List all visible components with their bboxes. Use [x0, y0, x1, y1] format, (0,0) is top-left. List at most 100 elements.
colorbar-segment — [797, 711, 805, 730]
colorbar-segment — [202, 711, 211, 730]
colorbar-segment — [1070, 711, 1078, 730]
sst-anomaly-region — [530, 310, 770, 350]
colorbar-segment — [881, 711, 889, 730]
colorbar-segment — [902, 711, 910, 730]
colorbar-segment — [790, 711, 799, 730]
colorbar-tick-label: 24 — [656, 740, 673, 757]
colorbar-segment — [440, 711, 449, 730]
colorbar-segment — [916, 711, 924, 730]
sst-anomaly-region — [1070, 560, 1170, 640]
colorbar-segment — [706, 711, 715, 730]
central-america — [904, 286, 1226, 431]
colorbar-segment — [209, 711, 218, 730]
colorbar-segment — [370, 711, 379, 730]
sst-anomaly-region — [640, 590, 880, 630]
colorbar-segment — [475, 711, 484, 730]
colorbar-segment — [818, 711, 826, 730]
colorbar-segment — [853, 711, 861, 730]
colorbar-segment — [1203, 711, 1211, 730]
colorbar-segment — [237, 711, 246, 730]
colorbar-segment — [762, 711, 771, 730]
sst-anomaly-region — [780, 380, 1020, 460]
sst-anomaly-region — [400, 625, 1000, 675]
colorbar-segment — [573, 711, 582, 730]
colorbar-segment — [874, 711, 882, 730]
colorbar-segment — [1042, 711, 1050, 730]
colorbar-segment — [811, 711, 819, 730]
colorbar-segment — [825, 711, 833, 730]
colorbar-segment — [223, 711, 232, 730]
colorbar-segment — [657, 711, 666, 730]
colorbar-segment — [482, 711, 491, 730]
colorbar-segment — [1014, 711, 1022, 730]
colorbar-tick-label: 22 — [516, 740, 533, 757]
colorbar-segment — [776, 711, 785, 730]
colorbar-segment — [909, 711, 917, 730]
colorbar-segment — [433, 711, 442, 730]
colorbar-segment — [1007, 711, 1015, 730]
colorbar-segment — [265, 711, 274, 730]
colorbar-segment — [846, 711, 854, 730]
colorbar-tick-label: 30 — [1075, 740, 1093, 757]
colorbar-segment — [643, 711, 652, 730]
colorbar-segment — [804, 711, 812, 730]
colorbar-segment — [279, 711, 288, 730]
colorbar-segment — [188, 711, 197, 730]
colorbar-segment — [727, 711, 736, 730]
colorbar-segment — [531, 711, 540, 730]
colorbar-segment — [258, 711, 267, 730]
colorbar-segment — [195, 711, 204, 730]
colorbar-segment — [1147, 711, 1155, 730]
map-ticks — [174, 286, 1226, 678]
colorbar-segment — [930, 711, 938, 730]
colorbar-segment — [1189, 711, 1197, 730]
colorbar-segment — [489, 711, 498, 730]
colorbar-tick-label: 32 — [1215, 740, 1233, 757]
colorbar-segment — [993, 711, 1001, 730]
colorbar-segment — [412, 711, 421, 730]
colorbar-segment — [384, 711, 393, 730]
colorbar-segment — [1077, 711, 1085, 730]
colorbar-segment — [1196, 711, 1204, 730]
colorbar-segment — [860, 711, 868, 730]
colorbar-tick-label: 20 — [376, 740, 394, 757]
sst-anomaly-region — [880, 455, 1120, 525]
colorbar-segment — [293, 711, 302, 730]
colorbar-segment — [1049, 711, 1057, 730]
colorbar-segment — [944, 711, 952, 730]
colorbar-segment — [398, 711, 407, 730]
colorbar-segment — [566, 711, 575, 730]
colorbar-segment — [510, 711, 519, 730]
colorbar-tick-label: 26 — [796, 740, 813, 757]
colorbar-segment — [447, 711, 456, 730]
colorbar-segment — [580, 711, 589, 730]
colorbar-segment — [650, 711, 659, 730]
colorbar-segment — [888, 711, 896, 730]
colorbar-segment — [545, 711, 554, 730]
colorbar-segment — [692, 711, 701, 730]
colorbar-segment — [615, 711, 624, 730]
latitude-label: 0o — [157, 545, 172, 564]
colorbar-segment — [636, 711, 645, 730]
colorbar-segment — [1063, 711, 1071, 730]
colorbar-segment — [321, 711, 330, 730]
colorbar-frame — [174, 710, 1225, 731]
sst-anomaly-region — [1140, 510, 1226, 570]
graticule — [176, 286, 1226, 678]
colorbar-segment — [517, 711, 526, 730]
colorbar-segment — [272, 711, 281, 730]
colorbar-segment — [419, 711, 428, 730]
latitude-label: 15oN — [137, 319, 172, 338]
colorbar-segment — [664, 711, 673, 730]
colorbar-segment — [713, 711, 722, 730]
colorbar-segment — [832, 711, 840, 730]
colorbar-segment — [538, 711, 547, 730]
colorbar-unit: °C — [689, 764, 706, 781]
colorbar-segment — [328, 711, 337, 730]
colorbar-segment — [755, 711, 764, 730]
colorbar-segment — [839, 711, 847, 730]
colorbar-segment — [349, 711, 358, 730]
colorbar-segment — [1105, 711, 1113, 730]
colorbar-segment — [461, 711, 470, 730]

++++++++

- _WHAT IS REQUIRED_
Return, unchanged, every line of the listing from its first line through the line containing "central-america — [904, 286, 1226, 431]", including both of those lines.

- _ANSWER FOR THE TASK_
List all visible components with their bboxes. Use [x0, y0, x1, y1] format, (0,0) is top-left. List at most 100 elements.
colorbar-segment — [797, 711, 805, 730]
colorbar-segment — [202, 711, 211, 730]
colorbar-segment — [1070, 711, 1078, 730]
sst-anomaly-region — [530, 310, 770, 350]
colorbar-segment — [881, 711, 889, 730]
colorbar-segment — [902, 711, 910, 730]
colorbar-segment — [790, 711, 799, 730]
colorbar-tick-label: 24 — [656, 740, 673, 757]
colorbar-segment — [440, 711, 449, 730]
colorbar-segment — [916, 711, 924, 730]
sst-anomaly-region — [1070, 560, 1170, 640]
colorbar-segment — [706, 711, 715, 730]
central-america — [904, 286, 1226, 431]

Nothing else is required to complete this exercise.